-- start Records provided --
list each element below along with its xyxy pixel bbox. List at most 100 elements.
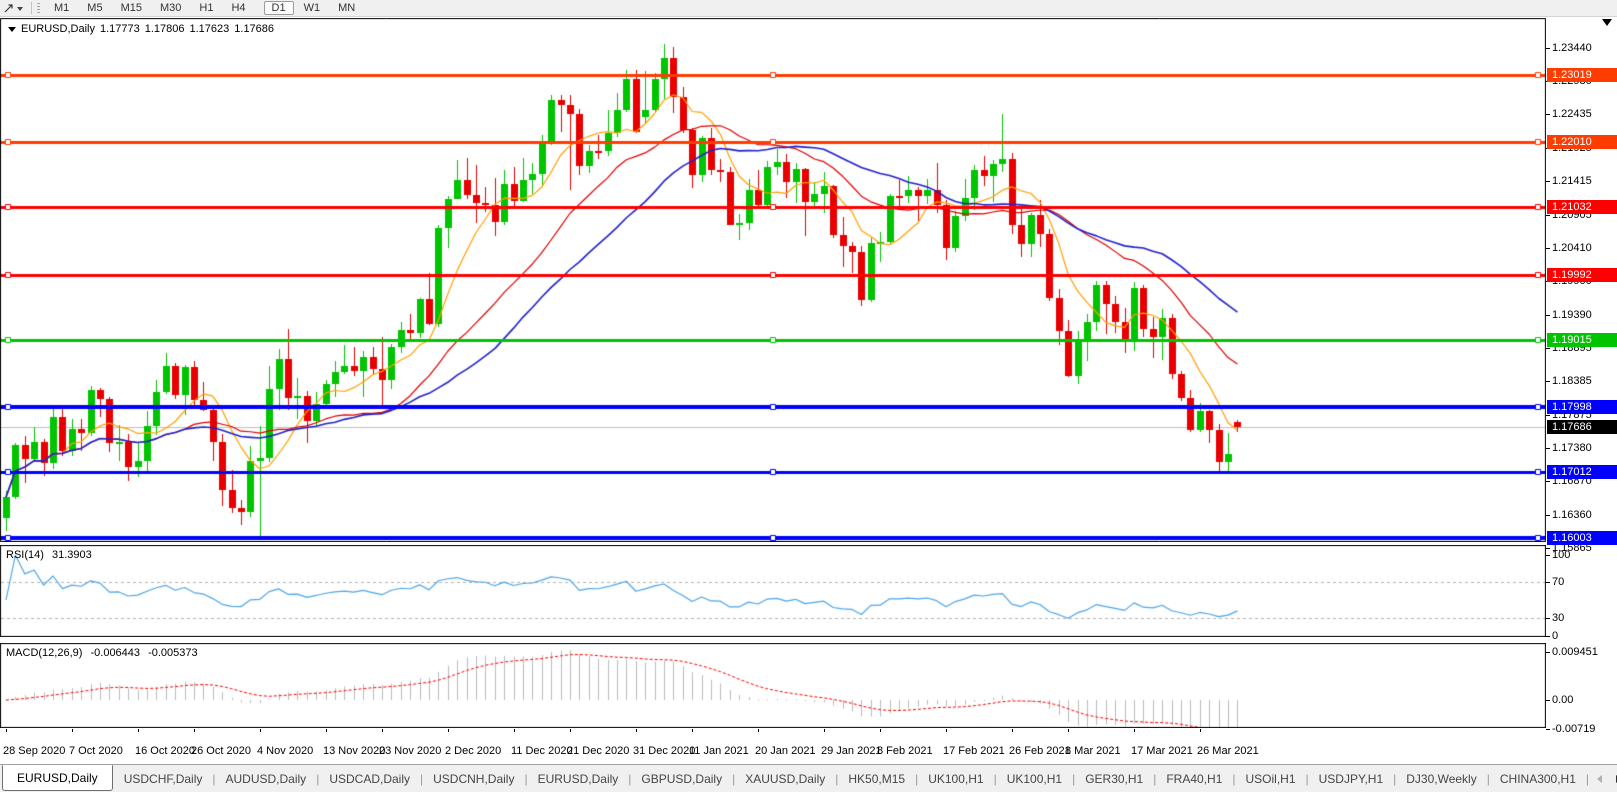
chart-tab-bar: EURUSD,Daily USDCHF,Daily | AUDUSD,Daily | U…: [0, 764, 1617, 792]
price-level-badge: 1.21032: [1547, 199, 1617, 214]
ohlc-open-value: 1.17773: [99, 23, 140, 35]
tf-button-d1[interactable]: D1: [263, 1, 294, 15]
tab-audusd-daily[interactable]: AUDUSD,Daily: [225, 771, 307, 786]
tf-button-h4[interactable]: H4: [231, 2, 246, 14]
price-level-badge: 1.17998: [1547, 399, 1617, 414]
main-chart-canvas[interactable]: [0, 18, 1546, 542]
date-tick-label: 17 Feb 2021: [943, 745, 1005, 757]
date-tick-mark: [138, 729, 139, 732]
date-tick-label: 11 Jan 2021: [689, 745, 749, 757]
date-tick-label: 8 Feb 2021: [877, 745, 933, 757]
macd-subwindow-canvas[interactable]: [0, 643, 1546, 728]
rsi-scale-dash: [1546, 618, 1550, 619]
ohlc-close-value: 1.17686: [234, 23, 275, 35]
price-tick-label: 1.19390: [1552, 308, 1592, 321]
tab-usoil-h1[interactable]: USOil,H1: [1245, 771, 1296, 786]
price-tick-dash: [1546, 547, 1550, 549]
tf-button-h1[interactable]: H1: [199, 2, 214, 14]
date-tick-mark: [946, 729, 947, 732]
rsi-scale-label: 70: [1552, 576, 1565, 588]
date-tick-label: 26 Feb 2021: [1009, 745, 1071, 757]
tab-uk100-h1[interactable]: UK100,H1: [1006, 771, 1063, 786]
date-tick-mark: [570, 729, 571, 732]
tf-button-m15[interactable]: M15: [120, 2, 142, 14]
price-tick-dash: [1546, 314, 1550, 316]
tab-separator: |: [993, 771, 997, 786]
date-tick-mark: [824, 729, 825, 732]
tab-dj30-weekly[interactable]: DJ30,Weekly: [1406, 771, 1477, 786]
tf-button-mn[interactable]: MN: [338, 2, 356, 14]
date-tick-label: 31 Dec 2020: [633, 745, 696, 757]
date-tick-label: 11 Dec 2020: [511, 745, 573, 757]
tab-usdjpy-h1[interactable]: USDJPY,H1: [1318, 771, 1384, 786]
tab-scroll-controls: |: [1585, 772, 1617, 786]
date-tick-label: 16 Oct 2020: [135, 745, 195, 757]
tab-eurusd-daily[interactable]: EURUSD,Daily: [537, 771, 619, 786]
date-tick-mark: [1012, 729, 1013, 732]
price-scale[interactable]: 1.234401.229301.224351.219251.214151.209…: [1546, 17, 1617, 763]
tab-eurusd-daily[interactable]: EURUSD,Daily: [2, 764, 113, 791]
-- end Records provided --
- [Work to be completed]: Copy out every line of the listing above word for word, omitting the pictures.

- [Response for this exercise]:
list each element below along with its xyxy pixel bbox. List at most 100 elements.
chart-tab-bar: EURUSD,Daily USDCHF,Daily | AUDUSD,Daily | U…: [0, 764, 1617, 792]
price-level-badge: 1.21032: [1547, 199, 1617, 214]
ohlc-open-value: 1.17773: [99, 23, 140, 35]
tf-button-d1[interactable]: D1: [263, 1, 294, 15]
tab-audusd-daily[interactable]: AUDUSD,Daily: [225, 771, 307, 786]
tf-button-h4[interactable]: H4: [231, 2, 246, 14]
price-level-badge: 1.17998: [1547, 399, 1617, 414]
main-chart-canvas[interactable]: [0, 18, 1546, 542]
date-tick-label: 17 Feb 2021: [943, 745, 1005, 757]
date-tick-mark: [138, 729, 139, 732]
date-tick-label: 11 Jan 2021: [689, 745, 749, 757]
date-tick-label: 8 Feb 2021: [877, 745, 933, 757]
macd-subwindow-canvas[interactable]: [0, 643, 1546, 728]
rsi-scale-dash: [1546, 618, 1550, 619]
ohlc-close-value: 1.17686: [234, 23, 275, 35]
price-tick-label: 1.19390: [1552, 308, 1592, 321]
tab-usoil-h1[interactable]: USOil,H1: [1245, 771, 1296, 786]
price-tick-dash: [1546, 547, 1550, 549]
tf-button-h1[interactable]: H1: [199, 2, 214, 14]
date-tick-mark: [946, 729, 947, 732]
rsi-scale-label: 70: [1552, 576, 1565, 588]
date-tick-label: 26 Feb 2021: [1009, 745, 1071, 757]
tab-uk100-h1[interactable]: UK100,H1: [1006, 771, 1063, 786]
date-tick-mark: [570, 729, 571, 732]
tf-button-m15[interactable]: M15: [120, 2, 142, 14]
price-tick-dash: [1546, 314, 1550, 316]
tab-separator: |: [993, 771, 997, 786]
date-tick-mark: [824, 729, 825, 732]
tab-dj30-weekly[interactable]: DJ30,Weekly: [1406, 771, 1477, 786]
tf-button-mn[interactable]: MN: [338, 2, 356, 14]
date-tick-label: 31 Dec 2020: [633, 745, 696, 757]
date-tick-label: 11 Dec 2020: [511, 745, 573, 757]
tab-usdjpy-h1[interactable]: USDJPY,H1: [1318, 771, 1384, 786]
tab-scroll-controls: |: [1585, 772, 1617, 786]
date-tick-label: 16 Oct 2020: [135, 745, 195, 757]
tab-eurusd-daily[interactable]: EURUSD,Daily: [537, 771, 619, 786]
date-tick-mark: [1012, 729, 1013, 732]
price-scale[interactable]: 1.234401.229301.224351.219251.214151.209…: [1546, 17, 1617, 763]
tab-eurusd-daily[interactable]: EURUSD,Daily: [2, 764, 113, 791]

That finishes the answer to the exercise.